— start —
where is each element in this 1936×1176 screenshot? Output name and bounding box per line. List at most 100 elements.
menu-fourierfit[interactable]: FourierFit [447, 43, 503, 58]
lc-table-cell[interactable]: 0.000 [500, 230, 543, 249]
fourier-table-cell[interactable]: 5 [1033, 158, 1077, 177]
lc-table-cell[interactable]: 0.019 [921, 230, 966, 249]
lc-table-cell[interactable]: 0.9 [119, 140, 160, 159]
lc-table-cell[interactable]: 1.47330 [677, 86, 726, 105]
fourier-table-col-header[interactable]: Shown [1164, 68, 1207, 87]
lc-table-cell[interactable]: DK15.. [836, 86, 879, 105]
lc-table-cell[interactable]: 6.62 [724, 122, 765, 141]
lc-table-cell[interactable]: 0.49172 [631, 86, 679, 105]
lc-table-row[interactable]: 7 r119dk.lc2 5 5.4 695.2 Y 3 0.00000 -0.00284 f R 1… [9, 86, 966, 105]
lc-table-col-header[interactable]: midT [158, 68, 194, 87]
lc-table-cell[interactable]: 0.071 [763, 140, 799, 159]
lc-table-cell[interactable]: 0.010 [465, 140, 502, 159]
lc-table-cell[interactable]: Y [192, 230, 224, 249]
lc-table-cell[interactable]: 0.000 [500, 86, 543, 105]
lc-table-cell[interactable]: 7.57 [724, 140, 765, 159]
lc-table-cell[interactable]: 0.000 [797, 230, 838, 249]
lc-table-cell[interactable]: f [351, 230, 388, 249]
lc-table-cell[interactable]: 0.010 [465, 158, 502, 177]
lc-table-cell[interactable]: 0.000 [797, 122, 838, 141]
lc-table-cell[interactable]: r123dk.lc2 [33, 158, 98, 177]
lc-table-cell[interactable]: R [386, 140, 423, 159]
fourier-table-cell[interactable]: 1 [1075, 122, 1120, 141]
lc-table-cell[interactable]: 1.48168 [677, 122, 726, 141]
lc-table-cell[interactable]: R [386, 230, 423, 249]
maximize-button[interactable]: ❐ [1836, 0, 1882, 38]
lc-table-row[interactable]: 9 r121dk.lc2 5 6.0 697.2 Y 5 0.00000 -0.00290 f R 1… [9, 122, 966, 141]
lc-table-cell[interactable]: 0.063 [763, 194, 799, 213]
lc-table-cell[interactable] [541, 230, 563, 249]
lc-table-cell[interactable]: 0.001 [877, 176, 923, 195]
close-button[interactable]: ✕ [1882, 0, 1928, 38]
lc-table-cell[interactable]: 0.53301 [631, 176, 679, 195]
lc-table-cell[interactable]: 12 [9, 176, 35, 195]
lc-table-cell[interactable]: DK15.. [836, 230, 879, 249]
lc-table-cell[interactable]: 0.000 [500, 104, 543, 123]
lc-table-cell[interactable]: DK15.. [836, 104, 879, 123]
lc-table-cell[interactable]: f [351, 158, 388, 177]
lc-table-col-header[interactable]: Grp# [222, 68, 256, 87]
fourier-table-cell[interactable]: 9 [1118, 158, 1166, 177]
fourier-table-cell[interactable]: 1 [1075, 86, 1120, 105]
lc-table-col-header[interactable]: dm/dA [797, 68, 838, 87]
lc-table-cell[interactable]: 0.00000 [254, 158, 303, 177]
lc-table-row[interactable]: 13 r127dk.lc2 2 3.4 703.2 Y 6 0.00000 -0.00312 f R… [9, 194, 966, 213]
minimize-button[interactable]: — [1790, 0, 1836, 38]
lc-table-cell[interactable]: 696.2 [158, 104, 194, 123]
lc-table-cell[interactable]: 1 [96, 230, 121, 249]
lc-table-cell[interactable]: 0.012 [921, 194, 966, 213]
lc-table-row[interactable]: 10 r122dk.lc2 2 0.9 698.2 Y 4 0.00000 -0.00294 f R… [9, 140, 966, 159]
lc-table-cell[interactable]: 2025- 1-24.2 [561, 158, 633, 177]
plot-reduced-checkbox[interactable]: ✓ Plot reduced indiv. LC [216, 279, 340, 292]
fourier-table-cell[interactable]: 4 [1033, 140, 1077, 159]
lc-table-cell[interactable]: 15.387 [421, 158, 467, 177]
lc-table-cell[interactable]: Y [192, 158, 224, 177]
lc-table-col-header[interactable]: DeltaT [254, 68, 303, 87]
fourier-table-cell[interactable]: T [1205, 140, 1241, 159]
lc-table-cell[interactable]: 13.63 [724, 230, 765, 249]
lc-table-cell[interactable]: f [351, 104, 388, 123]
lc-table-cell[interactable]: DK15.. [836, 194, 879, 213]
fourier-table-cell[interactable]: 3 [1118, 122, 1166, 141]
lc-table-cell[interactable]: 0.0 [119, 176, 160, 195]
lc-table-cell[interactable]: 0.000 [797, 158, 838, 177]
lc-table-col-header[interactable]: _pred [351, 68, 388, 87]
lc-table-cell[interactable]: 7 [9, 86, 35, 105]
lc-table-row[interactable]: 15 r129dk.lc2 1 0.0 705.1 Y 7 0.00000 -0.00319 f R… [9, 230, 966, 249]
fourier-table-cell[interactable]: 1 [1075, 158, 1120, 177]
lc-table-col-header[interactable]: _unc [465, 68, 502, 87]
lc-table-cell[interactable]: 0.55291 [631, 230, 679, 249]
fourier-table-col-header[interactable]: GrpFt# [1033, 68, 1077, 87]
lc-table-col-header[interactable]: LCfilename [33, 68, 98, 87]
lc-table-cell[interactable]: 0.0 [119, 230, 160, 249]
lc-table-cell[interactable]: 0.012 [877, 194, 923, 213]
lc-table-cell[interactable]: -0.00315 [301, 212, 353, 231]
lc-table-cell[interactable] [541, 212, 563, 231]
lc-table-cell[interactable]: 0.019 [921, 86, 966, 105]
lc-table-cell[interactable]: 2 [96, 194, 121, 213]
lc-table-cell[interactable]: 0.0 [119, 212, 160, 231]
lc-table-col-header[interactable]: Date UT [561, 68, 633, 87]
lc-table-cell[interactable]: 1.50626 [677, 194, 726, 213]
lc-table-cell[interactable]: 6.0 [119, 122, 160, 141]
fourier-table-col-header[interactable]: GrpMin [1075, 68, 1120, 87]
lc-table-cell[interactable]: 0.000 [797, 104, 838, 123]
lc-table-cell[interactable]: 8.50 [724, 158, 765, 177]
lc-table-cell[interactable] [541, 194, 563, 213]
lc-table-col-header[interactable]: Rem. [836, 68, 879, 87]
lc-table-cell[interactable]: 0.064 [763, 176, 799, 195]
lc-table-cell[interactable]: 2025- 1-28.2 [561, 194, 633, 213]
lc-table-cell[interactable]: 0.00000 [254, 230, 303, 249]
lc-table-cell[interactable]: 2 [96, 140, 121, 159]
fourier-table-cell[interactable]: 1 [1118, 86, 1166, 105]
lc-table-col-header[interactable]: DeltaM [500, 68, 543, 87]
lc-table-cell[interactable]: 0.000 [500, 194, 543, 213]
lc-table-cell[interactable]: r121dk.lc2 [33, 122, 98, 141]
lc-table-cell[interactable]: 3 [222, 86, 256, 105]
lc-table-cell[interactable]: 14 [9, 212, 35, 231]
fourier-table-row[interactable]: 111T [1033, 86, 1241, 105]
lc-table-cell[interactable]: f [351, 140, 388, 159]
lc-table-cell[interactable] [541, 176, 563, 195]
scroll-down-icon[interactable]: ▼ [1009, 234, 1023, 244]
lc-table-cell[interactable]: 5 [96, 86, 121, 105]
— end —
- Your objective: Can you reproduce, word for word, the records from their first line up to and including the line with "lc-table-cell[interactable]: 0.019 [921, 230, 966, 249]"?

- Final result:
where is each element in this 1936×1176 screenshot? Output name and bounding box per line. List at most 100 elements.
menu-fourierfit[interactable]: FourierFit [447, 43, 503, 58]
lc-table-cell[interactable]: 0.000 [500, 230, 543, 249]
fourier-table-cell[interactable]: 5 [1033, 158, 1077, 177]
lc-table-cell[interactable]: 0.019 [921, 230, 966, 249]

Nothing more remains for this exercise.